● **Written problem**
Copy out each line that mentions the word "exclusively".

[Raw records start]

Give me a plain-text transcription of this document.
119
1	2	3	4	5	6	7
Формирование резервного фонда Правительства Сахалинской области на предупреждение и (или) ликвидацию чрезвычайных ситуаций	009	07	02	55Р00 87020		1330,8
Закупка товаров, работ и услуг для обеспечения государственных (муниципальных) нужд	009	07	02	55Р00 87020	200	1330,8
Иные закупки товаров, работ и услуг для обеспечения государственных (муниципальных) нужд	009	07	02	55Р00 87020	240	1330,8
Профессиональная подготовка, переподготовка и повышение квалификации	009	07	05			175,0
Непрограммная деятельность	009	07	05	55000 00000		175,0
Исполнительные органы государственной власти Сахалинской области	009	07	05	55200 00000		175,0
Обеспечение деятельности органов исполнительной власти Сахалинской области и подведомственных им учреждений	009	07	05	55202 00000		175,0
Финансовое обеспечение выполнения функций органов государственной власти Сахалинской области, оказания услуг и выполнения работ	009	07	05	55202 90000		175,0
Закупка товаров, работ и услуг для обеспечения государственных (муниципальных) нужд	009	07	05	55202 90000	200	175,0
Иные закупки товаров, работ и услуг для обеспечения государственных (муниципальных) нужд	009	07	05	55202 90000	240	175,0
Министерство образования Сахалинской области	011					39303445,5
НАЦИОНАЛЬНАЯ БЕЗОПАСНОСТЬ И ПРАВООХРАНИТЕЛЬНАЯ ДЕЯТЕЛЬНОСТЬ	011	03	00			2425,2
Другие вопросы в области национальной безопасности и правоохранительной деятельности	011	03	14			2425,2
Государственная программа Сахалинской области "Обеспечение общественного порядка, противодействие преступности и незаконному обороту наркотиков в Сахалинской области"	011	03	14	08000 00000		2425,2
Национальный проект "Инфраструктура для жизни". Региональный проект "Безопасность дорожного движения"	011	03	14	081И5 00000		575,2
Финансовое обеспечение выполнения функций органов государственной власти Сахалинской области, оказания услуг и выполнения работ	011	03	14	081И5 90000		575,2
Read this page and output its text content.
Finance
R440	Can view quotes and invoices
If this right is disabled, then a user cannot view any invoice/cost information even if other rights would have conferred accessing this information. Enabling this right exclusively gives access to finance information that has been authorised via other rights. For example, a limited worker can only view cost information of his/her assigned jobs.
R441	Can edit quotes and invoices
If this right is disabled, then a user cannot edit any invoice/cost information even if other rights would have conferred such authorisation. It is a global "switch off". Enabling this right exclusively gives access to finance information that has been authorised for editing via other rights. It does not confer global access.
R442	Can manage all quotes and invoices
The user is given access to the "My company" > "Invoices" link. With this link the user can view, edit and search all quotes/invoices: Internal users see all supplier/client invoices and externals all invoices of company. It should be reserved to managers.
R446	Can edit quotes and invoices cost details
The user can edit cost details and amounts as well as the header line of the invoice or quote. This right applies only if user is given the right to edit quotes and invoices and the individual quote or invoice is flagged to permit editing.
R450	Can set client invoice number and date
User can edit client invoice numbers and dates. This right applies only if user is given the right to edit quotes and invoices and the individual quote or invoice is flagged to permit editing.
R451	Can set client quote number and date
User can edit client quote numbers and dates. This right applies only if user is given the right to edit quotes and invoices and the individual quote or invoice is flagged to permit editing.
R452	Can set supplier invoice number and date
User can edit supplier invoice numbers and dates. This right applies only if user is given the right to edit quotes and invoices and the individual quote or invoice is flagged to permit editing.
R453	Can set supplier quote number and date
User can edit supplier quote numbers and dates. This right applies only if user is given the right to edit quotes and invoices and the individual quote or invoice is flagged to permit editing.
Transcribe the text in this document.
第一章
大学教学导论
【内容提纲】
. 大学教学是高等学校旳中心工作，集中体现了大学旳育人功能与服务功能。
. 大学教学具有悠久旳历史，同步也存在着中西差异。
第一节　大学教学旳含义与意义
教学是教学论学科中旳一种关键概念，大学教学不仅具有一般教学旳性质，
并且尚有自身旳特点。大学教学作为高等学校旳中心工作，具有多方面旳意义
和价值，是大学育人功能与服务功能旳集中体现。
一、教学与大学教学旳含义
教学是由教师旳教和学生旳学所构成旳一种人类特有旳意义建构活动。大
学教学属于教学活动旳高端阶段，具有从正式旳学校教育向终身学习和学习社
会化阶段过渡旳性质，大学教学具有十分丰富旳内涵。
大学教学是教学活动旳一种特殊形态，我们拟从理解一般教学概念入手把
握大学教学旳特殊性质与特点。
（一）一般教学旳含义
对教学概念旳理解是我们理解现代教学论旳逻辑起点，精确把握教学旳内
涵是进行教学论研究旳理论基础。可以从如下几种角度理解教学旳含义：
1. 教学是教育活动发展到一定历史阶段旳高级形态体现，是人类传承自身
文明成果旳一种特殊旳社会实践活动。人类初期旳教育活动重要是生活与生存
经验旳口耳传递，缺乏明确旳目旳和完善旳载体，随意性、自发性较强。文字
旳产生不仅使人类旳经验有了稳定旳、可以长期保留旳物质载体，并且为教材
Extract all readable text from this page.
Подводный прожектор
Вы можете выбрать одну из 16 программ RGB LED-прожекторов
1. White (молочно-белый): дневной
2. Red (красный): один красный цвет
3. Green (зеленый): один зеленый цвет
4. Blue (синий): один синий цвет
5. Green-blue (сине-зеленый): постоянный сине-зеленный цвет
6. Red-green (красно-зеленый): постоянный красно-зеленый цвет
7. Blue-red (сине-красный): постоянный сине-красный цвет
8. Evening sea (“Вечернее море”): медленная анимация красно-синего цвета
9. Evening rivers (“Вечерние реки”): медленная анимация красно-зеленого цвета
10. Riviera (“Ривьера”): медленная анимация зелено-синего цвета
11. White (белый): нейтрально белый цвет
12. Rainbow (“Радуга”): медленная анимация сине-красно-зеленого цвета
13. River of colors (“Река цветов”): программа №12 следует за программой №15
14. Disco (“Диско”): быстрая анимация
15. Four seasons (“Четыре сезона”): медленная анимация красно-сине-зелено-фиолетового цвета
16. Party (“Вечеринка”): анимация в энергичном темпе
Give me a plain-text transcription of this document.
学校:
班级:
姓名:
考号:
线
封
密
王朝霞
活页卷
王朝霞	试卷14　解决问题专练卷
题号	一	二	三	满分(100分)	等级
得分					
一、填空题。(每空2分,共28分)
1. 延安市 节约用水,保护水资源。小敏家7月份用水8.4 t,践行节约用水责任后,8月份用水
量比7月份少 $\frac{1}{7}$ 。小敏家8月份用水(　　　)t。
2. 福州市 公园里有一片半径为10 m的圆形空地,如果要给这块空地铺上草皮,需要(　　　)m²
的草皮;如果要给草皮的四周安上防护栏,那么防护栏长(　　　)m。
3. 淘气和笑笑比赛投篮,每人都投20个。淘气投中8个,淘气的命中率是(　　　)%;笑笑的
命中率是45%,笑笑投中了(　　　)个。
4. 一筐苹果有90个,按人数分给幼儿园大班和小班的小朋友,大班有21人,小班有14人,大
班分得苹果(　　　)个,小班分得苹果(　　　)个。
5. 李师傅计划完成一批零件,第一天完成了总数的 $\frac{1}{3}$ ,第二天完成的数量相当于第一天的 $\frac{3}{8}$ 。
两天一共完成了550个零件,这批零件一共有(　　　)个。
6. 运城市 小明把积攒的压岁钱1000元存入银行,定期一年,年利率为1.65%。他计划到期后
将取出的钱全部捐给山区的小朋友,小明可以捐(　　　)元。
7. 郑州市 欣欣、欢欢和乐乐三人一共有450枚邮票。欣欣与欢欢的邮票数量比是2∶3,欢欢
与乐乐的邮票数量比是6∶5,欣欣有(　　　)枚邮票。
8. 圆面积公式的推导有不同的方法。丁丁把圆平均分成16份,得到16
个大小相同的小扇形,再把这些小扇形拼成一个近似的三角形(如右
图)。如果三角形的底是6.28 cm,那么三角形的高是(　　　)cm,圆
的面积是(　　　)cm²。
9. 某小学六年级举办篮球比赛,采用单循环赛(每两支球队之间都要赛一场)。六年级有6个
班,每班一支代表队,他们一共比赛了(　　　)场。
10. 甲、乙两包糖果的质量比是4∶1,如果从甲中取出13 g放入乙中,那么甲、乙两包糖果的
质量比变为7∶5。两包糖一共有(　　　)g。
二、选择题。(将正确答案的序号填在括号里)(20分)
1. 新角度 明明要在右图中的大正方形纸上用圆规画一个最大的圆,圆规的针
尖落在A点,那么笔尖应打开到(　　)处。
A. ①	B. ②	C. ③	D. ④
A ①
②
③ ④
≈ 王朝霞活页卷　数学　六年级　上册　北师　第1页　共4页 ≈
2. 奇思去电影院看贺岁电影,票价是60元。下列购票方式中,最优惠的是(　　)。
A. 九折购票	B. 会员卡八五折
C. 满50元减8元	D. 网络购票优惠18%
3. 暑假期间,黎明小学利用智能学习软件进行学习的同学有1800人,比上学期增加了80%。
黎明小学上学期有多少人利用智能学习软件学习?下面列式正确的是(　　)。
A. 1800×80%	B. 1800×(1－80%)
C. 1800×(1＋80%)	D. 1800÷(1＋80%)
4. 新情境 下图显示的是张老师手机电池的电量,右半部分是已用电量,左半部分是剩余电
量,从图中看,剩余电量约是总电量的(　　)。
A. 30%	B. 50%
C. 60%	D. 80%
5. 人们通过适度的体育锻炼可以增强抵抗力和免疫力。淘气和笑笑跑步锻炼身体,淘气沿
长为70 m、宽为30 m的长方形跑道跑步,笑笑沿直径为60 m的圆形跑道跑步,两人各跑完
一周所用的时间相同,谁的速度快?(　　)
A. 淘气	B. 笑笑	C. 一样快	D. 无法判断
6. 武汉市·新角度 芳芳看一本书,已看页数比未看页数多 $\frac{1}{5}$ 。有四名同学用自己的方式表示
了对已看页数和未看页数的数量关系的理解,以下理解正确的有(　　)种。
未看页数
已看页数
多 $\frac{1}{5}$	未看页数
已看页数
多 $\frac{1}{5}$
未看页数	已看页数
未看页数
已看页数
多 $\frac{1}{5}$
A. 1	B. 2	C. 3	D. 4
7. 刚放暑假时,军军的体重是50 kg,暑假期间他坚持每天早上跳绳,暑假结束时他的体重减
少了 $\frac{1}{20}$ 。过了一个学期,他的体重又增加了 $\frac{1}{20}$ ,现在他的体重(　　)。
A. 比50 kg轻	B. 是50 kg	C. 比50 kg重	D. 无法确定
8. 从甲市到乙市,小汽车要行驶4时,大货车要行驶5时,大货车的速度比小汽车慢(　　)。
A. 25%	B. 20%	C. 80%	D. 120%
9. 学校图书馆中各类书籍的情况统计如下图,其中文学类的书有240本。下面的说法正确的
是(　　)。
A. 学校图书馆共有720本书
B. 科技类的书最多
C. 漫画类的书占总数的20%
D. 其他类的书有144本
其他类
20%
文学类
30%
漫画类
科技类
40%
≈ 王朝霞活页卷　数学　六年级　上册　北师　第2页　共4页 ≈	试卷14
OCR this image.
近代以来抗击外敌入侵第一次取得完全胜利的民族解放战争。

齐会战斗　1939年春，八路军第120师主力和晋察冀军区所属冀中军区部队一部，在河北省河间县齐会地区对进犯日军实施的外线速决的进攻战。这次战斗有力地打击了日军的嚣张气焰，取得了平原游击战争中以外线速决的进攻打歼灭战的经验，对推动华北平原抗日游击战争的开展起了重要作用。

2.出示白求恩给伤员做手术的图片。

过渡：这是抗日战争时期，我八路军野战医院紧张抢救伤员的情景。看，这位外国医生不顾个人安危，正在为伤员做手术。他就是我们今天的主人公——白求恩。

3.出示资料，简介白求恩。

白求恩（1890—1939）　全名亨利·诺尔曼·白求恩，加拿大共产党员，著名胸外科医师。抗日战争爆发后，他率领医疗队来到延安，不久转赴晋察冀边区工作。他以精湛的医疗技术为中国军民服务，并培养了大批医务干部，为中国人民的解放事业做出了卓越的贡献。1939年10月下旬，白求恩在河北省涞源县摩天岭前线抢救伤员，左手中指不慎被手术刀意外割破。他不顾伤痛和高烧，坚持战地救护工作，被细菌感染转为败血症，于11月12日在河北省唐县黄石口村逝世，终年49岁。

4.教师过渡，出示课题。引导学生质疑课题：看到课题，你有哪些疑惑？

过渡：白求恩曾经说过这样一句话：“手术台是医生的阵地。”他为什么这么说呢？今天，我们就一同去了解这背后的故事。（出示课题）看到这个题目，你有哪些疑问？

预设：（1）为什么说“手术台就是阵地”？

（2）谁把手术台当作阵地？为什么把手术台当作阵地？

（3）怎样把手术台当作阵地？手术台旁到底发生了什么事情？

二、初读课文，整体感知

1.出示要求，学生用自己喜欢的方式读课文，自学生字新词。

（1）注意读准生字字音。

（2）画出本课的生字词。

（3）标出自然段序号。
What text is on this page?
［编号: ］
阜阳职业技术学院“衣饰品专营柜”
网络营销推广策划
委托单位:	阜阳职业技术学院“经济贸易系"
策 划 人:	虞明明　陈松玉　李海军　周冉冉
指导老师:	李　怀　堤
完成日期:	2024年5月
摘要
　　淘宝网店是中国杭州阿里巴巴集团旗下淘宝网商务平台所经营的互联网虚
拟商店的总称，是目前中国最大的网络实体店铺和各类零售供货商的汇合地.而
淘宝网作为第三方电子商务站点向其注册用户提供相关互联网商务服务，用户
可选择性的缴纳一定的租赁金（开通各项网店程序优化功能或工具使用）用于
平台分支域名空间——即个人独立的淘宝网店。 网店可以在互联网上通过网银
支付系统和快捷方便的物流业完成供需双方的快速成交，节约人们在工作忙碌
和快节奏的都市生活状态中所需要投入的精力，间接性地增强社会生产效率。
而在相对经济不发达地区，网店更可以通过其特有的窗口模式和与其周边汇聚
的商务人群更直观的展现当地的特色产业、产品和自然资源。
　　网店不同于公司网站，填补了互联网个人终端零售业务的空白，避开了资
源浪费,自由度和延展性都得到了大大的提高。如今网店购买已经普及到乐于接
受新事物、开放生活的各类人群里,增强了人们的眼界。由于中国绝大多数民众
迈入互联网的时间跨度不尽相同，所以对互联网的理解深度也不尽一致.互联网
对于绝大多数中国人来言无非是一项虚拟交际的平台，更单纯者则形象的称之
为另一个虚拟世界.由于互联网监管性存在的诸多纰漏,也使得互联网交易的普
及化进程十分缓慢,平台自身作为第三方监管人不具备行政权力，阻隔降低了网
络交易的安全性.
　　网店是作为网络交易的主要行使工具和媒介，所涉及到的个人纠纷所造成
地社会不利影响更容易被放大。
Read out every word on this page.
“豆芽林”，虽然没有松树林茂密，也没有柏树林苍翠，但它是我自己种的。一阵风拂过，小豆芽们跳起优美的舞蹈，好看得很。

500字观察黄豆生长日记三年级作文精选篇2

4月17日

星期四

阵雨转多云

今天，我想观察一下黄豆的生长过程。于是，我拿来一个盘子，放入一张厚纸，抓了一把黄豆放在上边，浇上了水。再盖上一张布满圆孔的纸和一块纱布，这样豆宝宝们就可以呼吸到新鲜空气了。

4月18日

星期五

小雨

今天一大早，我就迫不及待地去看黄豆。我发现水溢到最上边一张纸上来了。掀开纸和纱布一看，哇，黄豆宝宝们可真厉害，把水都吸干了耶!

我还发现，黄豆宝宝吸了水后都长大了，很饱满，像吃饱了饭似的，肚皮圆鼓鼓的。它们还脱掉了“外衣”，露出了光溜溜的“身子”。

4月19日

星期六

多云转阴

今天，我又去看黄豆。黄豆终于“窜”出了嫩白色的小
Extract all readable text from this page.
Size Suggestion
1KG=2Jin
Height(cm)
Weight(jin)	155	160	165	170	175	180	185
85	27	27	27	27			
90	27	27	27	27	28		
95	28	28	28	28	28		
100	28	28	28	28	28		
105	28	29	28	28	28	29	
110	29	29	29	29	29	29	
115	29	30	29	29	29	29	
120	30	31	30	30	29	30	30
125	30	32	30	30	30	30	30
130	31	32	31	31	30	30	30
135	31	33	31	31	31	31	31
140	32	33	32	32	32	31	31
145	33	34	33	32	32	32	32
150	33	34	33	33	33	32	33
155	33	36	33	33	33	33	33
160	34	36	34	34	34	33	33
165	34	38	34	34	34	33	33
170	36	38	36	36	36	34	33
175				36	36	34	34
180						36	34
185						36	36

[Raw records end]

● **The reply**
If this right is disabled, then a user cannot view any invoice/cost information even if other rights would have conferred accessing this information. Enabling this right exclusively gives access to finance information that has been authorised via other rights. For example, a limited worker can only view cost information of his/her assigned jobs.
If this right is disabled, then a user cannot edit any invoice/cost information even if other rights would have conferred such authorisation. It is a global "switch off". Enabling this right exclusively gives access to finance information that has been authorised for editing via other rights. It does not confer global access.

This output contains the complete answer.